*WHAT NEEDS TO BE DONE*
Return all lines below containing the word "Öğrenci".

## BEGIN EXCERPTED DATA

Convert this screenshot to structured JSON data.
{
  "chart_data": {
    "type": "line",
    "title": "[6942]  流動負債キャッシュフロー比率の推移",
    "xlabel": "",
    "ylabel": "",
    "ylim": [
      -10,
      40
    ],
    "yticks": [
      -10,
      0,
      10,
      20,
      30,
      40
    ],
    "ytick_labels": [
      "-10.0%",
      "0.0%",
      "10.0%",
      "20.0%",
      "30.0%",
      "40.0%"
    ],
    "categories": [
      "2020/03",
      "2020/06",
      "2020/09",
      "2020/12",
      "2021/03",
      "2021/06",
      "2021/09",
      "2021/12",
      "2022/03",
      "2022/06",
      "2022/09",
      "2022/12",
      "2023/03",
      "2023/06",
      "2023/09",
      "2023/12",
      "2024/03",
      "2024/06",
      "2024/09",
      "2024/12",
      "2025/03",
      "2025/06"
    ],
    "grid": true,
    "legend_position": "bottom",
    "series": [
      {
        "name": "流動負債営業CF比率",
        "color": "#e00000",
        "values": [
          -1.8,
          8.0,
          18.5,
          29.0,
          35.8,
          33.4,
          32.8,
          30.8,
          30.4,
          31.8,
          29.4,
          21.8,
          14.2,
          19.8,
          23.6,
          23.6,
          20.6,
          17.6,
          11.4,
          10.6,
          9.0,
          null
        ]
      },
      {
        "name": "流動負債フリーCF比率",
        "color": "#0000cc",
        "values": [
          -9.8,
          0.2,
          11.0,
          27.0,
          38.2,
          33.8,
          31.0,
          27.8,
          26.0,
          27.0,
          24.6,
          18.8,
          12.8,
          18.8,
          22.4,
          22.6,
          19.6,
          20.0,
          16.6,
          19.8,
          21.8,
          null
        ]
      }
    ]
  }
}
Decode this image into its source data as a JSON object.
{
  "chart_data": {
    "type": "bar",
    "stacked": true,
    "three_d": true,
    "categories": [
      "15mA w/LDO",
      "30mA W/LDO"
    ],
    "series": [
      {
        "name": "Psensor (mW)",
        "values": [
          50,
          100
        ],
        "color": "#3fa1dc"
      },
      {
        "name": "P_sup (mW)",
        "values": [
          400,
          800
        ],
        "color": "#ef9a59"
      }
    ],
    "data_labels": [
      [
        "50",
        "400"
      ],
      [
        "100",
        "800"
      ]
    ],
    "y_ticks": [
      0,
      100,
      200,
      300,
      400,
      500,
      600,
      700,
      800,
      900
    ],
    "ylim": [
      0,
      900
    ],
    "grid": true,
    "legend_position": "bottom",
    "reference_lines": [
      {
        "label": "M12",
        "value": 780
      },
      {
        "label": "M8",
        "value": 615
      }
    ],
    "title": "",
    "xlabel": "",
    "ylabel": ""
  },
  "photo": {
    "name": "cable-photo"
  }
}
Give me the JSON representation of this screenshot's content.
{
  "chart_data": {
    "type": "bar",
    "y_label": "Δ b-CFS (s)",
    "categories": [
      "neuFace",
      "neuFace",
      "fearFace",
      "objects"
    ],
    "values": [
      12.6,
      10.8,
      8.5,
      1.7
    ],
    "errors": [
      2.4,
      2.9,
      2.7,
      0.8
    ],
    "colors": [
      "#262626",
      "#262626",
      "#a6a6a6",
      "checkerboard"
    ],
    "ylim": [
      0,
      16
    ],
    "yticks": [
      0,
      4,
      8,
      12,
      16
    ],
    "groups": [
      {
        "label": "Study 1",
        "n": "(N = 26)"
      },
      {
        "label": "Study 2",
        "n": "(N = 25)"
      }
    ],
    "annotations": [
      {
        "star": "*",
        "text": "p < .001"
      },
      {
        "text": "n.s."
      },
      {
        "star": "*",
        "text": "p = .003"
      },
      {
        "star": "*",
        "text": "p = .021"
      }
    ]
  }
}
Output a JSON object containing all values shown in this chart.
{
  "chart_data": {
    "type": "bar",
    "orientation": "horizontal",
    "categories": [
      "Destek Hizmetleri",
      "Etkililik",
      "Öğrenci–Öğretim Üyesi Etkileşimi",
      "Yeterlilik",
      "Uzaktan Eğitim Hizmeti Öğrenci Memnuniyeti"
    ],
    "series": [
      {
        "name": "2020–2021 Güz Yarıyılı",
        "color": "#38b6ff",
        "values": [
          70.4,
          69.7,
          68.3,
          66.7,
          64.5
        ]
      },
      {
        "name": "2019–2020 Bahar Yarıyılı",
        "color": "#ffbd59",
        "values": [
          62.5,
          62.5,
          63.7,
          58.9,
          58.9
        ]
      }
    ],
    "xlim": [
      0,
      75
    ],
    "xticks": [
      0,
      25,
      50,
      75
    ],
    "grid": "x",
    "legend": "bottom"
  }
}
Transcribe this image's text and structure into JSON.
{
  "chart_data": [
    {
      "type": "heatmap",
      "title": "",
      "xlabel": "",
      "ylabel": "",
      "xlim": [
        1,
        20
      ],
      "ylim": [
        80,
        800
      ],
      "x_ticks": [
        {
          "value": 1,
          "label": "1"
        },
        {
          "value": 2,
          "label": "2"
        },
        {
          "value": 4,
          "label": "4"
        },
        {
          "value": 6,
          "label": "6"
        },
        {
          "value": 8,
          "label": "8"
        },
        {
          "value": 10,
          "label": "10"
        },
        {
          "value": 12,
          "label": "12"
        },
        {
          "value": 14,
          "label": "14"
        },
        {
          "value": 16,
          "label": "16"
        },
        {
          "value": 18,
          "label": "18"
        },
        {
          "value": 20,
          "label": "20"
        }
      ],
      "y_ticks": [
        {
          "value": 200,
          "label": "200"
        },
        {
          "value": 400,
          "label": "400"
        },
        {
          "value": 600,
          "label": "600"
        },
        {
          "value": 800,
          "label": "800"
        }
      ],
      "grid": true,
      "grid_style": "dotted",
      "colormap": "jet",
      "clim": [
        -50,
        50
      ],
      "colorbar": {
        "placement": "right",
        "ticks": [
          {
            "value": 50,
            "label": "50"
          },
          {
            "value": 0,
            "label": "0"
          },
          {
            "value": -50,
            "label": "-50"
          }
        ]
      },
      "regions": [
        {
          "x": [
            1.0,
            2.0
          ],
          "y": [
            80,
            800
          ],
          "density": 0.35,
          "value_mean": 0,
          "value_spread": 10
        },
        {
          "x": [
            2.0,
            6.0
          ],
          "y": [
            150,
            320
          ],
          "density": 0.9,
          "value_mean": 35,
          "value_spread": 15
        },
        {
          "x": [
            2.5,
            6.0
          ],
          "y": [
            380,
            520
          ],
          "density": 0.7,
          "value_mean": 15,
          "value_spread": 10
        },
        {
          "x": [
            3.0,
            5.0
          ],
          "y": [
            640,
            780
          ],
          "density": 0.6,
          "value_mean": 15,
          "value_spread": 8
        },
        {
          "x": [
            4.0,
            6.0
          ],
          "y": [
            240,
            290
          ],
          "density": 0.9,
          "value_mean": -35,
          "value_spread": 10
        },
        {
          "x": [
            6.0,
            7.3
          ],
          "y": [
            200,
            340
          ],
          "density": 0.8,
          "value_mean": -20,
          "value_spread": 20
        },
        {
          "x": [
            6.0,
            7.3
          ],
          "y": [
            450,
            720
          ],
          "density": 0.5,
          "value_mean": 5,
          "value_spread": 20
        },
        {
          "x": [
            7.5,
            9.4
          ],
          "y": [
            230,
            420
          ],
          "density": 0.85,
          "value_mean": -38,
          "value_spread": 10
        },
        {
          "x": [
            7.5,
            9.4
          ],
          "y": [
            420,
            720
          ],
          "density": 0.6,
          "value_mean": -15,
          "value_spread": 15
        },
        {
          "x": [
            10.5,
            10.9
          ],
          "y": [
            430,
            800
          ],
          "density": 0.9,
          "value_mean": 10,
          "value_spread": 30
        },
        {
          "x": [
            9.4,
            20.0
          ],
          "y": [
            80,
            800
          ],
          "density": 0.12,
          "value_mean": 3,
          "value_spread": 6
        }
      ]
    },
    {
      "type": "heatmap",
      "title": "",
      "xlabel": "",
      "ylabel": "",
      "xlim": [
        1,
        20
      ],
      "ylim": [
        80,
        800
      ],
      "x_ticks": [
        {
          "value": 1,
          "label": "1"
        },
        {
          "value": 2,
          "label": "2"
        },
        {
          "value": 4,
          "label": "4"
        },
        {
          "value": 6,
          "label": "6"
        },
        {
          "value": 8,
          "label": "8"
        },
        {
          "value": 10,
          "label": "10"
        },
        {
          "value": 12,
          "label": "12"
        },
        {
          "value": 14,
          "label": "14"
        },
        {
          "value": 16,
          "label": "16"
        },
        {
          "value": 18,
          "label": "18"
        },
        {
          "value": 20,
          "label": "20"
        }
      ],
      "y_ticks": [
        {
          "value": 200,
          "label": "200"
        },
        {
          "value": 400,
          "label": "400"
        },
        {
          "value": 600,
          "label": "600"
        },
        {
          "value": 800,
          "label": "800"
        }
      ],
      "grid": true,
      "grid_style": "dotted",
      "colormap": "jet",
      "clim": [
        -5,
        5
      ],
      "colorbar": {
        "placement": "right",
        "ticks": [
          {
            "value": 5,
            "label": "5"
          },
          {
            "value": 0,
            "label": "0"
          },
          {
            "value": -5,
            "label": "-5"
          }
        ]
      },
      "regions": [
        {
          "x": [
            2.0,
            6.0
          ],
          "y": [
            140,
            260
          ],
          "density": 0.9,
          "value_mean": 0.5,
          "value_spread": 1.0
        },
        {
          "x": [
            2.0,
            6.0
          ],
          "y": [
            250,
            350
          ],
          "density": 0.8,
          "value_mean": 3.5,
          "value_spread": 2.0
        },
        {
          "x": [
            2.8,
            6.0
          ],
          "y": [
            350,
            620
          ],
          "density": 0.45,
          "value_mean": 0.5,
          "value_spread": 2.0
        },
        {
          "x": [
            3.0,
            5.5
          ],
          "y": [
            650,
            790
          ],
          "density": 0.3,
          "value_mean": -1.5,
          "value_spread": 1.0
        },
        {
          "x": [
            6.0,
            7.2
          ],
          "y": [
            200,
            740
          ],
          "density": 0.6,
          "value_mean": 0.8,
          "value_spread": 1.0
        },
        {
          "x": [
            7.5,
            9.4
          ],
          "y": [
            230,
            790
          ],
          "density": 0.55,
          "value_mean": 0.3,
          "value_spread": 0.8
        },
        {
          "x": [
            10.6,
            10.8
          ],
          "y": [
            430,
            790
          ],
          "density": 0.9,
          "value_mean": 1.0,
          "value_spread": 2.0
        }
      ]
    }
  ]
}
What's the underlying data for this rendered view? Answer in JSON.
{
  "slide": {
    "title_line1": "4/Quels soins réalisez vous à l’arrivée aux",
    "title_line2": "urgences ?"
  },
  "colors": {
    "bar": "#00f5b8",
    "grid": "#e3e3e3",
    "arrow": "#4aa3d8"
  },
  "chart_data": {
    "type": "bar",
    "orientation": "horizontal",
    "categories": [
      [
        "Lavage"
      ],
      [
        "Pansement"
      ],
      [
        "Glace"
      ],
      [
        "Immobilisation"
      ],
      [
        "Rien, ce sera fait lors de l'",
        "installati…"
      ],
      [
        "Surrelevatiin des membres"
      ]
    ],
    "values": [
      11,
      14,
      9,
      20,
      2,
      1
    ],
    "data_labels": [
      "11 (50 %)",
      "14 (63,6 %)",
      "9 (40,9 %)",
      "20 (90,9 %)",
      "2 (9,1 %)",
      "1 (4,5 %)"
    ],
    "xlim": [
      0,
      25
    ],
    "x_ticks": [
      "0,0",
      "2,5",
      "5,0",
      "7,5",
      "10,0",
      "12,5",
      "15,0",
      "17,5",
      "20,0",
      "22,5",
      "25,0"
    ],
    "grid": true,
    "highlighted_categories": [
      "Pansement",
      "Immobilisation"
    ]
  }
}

## END EXCERPTED DATA

*OUTPUT BELOW*
      "Öğrenci–Öğretim Üyesi Etkileşimi",
      "Uzaktan Eğitim Hizmeti Öğrenci Memnuniyeti"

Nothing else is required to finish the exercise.